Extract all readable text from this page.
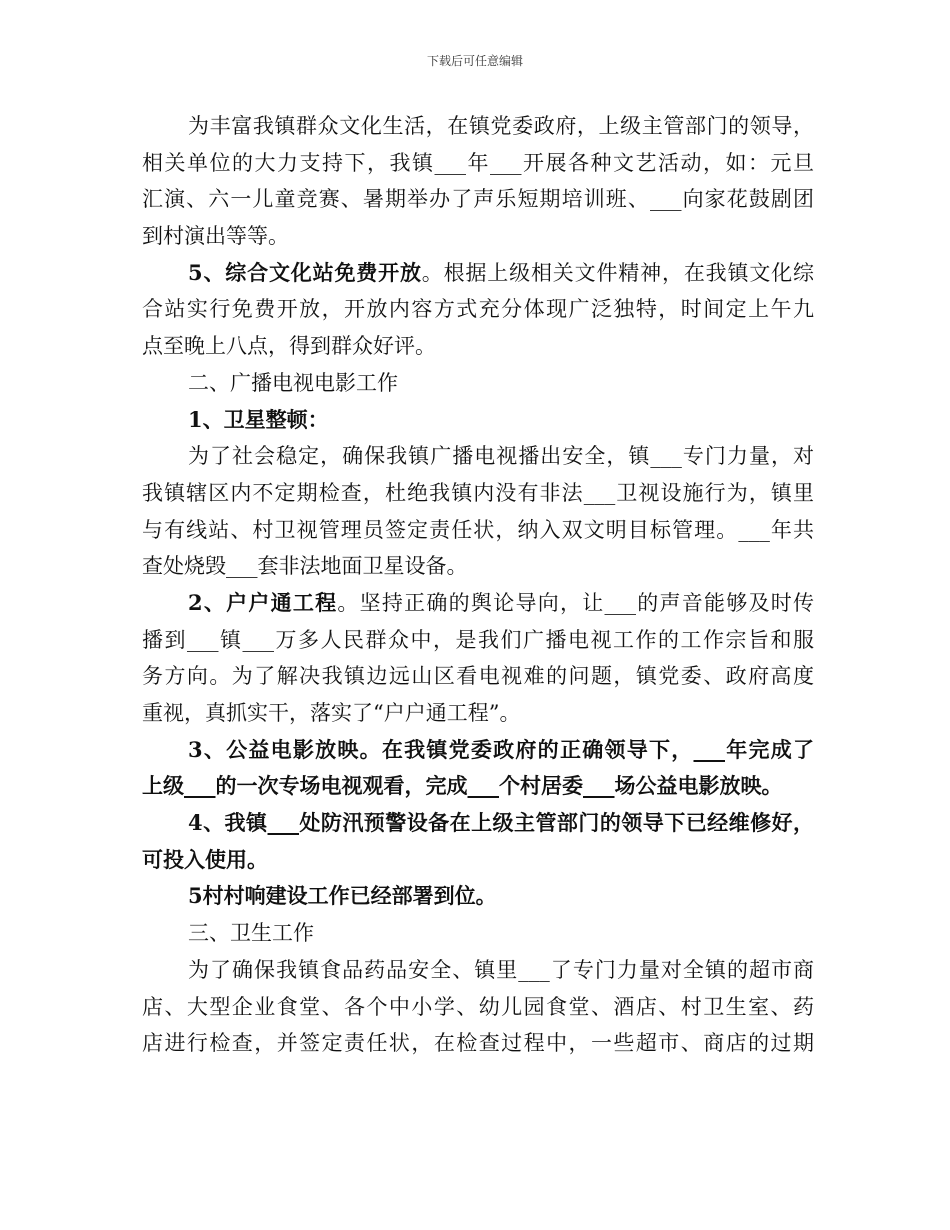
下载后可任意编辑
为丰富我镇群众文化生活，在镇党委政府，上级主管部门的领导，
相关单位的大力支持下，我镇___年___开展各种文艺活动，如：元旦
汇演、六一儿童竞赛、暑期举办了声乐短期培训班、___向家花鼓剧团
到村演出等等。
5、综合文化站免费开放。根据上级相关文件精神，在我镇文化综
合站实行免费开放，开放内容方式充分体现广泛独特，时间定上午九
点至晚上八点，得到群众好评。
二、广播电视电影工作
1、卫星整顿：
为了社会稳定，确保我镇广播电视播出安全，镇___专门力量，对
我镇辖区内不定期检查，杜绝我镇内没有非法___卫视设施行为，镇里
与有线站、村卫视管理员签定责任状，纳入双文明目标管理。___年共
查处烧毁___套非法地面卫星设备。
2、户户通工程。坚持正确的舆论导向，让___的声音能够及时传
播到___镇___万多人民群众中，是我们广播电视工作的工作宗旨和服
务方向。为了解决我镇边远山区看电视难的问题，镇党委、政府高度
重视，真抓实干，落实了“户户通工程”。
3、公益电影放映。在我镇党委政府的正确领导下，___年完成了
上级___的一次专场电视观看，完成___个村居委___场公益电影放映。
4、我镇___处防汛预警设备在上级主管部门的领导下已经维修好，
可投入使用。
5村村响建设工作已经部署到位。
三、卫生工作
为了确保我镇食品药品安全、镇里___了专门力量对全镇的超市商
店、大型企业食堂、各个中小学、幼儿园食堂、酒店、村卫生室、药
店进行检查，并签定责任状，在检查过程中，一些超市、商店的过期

__________________________________________________

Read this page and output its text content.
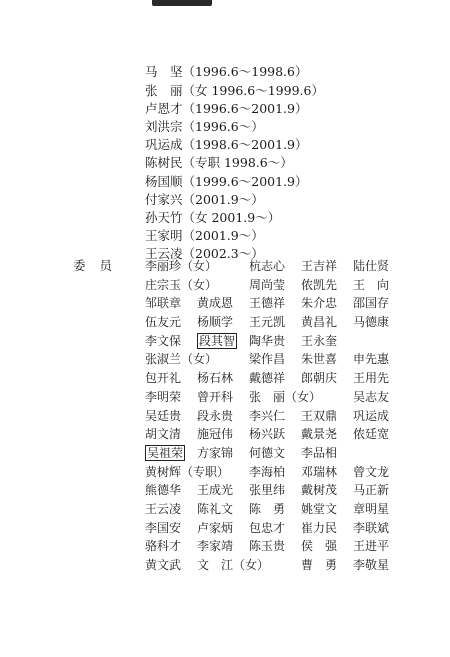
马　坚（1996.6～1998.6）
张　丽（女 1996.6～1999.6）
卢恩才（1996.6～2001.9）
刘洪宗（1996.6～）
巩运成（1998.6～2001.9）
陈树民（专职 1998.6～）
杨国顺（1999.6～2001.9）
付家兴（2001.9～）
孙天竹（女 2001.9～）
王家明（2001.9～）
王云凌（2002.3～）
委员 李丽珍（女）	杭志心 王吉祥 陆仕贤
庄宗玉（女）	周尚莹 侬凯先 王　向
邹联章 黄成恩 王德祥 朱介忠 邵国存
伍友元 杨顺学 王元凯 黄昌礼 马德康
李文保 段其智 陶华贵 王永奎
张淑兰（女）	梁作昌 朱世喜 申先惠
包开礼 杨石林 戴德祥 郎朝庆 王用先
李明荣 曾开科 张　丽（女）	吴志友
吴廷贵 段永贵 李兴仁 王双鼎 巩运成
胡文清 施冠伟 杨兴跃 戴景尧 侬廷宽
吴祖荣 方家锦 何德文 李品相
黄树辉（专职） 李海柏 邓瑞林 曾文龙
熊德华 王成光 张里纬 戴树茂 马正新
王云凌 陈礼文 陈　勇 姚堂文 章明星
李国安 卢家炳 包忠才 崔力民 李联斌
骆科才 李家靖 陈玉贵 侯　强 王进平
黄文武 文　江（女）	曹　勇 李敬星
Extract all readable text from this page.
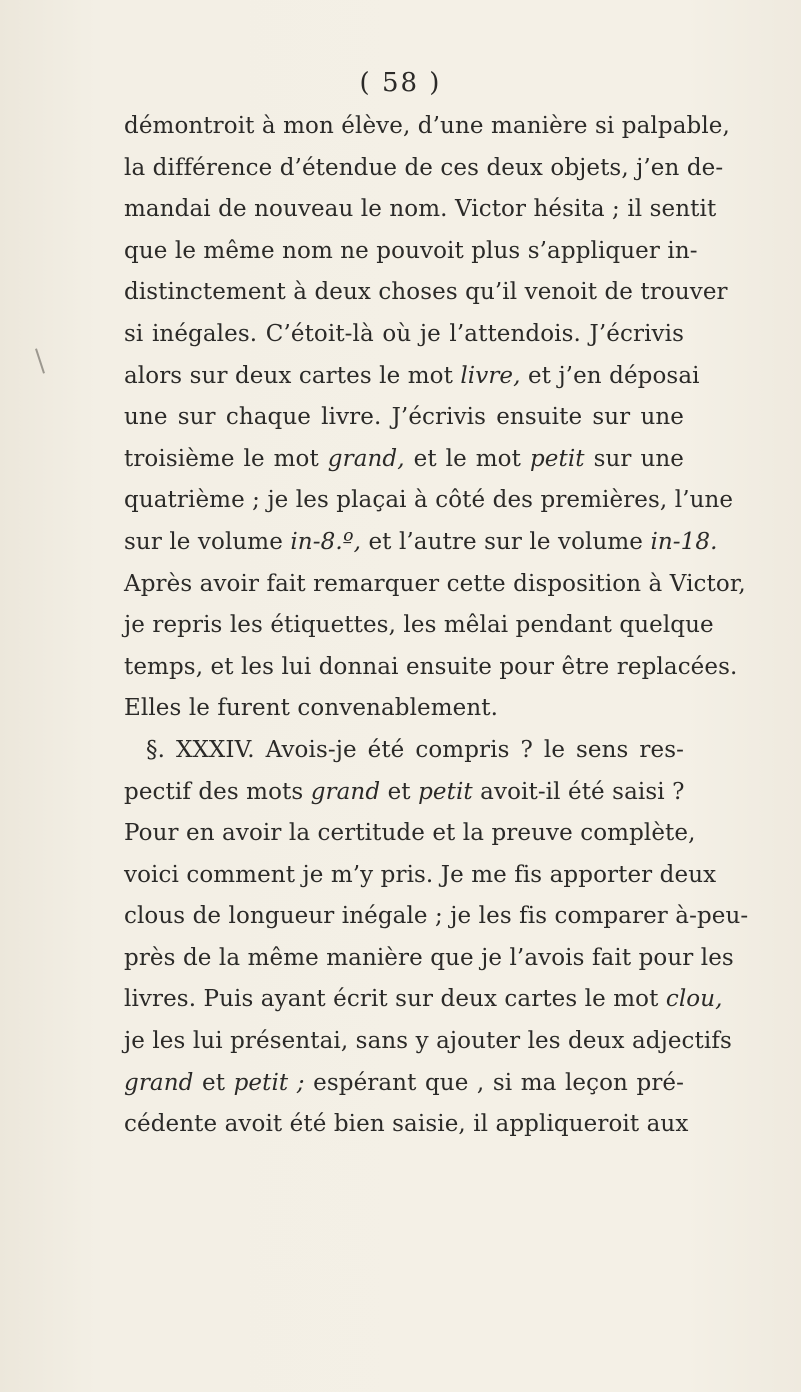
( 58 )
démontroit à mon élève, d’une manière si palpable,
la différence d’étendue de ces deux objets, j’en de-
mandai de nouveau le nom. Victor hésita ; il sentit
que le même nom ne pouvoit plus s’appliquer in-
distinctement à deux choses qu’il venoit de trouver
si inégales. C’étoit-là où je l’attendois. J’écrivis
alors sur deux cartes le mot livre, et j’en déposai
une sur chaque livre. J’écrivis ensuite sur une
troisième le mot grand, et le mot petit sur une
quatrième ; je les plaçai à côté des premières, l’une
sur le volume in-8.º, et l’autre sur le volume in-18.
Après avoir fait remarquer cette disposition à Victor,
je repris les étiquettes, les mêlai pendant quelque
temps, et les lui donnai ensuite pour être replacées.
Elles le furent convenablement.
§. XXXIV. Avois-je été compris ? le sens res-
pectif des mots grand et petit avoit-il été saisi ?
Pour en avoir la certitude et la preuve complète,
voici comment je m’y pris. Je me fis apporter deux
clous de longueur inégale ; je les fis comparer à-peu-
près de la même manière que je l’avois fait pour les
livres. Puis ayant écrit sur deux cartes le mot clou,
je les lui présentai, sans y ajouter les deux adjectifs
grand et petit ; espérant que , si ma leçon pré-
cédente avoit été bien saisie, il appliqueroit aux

__________________________________________________

Wherever the word "écrivis" occurs in a line of the listing, copy that line.

→ OUTPUT BELOW
si inégales. C’étoit-là où je l’attendois. J’écrivis
une sur chaque livre. J’écrivis ensuite sur une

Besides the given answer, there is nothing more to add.